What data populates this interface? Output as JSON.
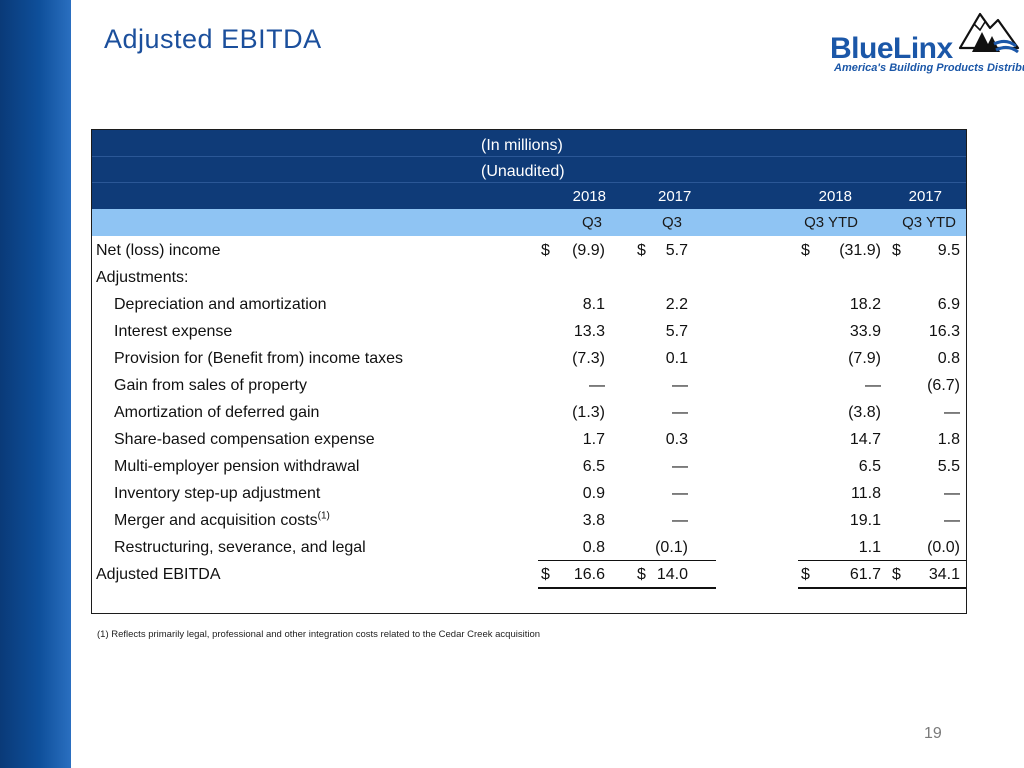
{
  "slide": {
    "title": "Adjusted EBITDA",
    "page_number": "19",
    "footnote": "(1) Reflects primarily legal, professional and other integration costs related to the Cedar Creek acquisition"
  },
  "logo": {
    "wordmark": "BlueLinx",
    "tagline": "America's Building Products Distributor"
  },
  "table": {
    "header_line1": "(In millions)",
    "header_line2": "(Unaudited)",
    "years": [
      "2018",
      "2017",
      "2018",
      "2017"
    ],
    "periods": [
      "Q3",
      "Q3",
      "Q3 YTD",
      "Q3 YTD"
    ],
    "currency": "$",
    "rows": [
      {
        "label": "Net (loss) income",
        "values": [
          "(9.9)",
          "5.7",
          "(31.9)",
          "9.5"
        ],
        "indent": false,
        "dollar": true
      },
      {
        "label": "Adjustments:",
        "values": [
          "",
          "",
          "",
          ""
        ],
        "indent": false,
        "dollar": false
      },
      {
        "label": "Depreciation and amortization",
        "values": [
          "8.1",
          "2.2",
          "18.2",
          "6.9"
        ],
        "indent": true,
        "dollar": false
      },
      {
        "label": "Interest expense",
        "values": [
          "13.3",
          "5.7",
          "33.9",
          "16.3"
        ],
        "indent": true,
        "dollar": false
      },
      {
        "label": "Provision for (Benefit from) income taxes",
        "values": [
          "(7.3)",
          "0.1",
          "(7.9)",
          "0.8"
        ],
        "indent": true,
        "dollar": false
      },
      {
        "label": "Gain from sales of property",
        "values": [
          "—",
          "—",
          "—",
          "(6.7)"
        ],
        "indent": true,
        "dollar": false
      },
      {
        "label": "Amortization of deferred gain",
        "values": [
          "(1.3)",
          "—",
          "(3.8)",
          "—"
        ],
        "indent": true,
        "dollar": false
      },
      {
        "label": "Share-based compensation expense",
        "values": [
          "1.7",
          "0.3",
          "14.7",
          "1.8"
        ],
        "indent": true,
        "dollar": false
      },
      {
        "label": "Multi-employer pension withdrawal",
        "values": [
          "6.5",
          "—",
          "6.5",
          "5.5"
        ],
        "indent": true,
        "dollar": false
      },
      {
        "label": "Inventory step-up adjustment",
        "values": [
          "0.9",
          "—",
          "11.8",
          "—"
        ],
        "indent": true,
        "dollar": false
      },
      {
        "label": "Merger and acquisition costs",
        "sup": "(1)",
        "values": [
          "3.8",
          "—",
          "19.1",
          "—"
        ],
        "indent": true,
        "dollar": false
      },
      {
        "label": "Restructuring, severance, and legal",
        "values": [
          "0.8",
          "(0.1)",
          "1.1",
          "(0.0)"
        ],
        "indent": true,
        "dollar": false
      },
      {
        "label": "Adjusted EBITDA",
        "values": [
          "16.6",
          "14.0",
          "61.7",
          "34.1"
        ],
        "indent": false,
        "dollar": true
      }
    ]
  }
}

* [Instruction] Look over the records above and copy each line that includes the string "expense".

* [Correct answer]
        "label": "Interest expense",
        "label": "Share-based compensation expense",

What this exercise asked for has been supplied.